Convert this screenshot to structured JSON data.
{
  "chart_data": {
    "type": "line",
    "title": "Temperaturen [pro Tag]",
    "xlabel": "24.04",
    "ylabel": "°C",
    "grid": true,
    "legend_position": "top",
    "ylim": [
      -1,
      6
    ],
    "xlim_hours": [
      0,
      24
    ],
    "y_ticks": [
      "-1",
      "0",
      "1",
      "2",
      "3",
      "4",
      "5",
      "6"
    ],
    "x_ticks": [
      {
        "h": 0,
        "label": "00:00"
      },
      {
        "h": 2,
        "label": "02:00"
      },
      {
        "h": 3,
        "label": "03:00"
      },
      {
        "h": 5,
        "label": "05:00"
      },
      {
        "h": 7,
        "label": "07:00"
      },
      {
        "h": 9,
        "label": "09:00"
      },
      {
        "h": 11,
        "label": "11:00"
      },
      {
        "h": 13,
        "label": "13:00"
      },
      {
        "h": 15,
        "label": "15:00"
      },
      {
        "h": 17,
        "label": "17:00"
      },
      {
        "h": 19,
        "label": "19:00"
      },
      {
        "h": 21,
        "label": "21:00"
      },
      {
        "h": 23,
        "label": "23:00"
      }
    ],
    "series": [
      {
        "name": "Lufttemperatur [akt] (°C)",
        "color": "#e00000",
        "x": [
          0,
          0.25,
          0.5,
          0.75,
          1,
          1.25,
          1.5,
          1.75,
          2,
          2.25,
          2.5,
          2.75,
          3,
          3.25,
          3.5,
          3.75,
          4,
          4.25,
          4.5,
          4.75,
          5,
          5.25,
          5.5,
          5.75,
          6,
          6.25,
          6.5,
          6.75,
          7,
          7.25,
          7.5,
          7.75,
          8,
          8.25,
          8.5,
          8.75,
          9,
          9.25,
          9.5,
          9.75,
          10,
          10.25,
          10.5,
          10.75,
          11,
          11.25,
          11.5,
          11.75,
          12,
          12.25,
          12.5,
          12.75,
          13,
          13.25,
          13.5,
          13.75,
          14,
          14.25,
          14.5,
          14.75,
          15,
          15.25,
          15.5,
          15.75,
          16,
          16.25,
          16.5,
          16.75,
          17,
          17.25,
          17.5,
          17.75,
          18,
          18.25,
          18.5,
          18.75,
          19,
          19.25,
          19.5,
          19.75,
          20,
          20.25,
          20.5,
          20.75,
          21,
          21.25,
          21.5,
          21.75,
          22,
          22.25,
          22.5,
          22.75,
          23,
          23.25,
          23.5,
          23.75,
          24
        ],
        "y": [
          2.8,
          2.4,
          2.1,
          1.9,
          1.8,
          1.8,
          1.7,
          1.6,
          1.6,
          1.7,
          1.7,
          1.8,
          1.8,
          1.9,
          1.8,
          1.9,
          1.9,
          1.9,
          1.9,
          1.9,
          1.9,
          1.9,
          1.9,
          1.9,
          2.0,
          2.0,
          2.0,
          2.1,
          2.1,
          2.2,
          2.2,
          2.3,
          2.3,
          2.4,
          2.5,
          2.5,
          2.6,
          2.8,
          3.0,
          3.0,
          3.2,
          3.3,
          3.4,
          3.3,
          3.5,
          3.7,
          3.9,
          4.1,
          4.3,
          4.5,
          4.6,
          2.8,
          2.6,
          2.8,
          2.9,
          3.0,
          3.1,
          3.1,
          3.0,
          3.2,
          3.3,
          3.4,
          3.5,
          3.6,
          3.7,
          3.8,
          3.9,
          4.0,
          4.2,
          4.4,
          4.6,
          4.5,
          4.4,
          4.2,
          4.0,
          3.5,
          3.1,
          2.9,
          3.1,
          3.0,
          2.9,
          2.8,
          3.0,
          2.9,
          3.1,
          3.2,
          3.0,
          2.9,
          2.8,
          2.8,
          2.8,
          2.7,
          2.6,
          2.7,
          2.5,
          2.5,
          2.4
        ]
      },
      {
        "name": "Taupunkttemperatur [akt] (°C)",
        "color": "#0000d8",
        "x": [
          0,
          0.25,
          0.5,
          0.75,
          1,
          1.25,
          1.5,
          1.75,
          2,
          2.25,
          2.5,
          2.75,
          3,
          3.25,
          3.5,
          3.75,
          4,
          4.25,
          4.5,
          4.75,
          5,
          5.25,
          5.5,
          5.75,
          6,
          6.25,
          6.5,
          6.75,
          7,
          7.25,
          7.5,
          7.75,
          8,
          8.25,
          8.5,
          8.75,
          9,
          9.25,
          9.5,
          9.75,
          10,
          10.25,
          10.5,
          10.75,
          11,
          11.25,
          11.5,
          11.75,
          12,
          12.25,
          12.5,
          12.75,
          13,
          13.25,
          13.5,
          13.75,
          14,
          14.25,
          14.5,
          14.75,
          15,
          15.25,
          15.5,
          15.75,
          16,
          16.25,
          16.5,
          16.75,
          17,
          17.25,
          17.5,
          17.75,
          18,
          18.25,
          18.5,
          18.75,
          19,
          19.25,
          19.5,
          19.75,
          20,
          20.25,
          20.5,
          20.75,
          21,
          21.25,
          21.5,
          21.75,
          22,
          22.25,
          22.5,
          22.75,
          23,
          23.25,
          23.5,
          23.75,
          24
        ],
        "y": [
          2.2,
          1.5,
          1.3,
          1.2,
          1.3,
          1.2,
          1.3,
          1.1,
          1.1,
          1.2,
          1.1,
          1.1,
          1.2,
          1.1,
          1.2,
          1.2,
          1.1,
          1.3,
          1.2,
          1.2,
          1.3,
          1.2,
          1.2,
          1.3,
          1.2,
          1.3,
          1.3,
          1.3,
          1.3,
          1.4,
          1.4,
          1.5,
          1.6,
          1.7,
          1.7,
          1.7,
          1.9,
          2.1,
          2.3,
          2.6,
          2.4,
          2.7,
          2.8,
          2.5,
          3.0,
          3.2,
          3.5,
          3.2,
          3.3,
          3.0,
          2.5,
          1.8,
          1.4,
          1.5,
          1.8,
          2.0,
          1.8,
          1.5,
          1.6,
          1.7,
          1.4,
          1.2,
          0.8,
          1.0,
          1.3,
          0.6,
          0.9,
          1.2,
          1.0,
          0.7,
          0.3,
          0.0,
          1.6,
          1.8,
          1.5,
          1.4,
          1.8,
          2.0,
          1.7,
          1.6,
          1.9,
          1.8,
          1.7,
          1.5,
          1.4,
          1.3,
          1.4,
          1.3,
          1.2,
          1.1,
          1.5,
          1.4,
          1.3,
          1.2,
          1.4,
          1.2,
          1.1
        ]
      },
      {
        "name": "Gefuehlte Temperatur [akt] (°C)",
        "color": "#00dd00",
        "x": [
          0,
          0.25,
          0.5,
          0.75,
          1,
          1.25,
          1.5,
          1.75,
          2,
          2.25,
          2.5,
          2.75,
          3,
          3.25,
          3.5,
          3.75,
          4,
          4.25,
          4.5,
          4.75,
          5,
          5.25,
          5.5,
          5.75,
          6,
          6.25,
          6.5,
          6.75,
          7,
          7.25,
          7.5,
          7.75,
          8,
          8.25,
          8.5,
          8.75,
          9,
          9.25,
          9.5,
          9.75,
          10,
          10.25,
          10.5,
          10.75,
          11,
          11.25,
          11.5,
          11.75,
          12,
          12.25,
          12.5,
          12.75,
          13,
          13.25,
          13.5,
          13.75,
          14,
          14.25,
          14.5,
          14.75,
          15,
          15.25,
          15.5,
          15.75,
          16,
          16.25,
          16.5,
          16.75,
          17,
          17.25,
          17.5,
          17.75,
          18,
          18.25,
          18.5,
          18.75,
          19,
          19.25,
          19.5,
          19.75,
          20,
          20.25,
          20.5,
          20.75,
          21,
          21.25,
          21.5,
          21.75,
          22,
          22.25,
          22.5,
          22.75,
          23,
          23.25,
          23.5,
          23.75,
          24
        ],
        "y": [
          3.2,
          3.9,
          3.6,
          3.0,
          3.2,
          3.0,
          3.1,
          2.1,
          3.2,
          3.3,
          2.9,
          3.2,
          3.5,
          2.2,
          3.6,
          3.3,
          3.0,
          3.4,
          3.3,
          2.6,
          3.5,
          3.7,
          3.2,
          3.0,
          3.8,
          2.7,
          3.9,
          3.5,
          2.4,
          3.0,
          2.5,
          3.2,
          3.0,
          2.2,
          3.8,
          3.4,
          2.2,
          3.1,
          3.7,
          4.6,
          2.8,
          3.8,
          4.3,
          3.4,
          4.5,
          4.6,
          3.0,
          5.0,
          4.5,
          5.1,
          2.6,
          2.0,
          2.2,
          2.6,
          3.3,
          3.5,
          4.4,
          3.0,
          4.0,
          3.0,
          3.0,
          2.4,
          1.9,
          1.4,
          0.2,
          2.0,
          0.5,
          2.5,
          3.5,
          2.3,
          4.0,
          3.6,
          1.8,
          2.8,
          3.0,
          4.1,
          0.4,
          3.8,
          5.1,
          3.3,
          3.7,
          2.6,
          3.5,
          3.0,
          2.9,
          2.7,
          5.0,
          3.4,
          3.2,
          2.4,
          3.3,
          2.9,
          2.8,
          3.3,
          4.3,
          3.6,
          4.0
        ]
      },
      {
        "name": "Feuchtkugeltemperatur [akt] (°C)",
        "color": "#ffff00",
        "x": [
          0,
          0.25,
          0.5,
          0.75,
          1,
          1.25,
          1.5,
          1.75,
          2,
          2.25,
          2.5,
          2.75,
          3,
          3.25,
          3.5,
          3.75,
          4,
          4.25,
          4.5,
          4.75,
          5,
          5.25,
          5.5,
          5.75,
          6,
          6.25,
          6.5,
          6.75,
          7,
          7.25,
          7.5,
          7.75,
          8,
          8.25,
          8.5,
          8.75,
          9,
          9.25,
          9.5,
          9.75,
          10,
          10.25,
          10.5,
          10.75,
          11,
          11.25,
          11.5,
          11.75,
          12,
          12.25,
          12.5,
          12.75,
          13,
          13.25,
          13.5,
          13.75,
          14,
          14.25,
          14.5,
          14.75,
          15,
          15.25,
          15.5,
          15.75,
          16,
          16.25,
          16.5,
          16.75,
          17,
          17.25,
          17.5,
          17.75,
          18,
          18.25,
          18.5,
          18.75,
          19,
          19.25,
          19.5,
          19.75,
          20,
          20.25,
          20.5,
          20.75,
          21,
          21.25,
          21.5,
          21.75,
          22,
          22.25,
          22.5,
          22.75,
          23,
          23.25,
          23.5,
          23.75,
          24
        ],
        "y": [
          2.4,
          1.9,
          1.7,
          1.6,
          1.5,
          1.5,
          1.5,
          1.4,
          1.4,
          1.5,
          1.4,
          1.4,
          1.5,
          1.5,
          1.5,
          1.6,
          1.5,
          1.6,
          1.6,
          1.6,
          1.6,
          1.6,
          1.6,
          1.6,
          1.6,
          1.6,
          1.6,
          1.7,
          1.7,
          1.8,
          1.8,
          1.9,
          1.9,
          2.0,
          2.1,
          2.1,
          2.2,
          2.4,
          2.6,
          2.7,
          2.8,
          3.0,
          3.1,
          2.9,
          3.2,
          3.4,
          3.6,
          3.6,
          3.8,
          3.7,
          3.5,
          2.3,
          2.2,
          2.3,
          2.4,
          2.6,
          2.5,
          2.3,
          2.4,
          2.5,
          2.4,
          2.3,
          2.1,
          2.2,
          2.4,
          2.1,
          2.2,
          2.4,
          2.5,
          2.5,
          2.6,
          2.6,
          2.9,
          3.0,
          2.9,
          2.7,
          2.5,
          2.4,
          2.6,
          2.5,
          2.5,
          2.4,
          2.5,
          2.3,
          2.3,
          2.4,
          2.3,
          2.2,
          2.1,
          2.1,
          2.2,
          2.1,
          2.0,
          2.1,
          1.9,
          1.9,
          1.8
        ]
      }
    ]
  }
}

::::::

Count the lines in which the string "name" appears, then report only that figure.

Solution to this task: 4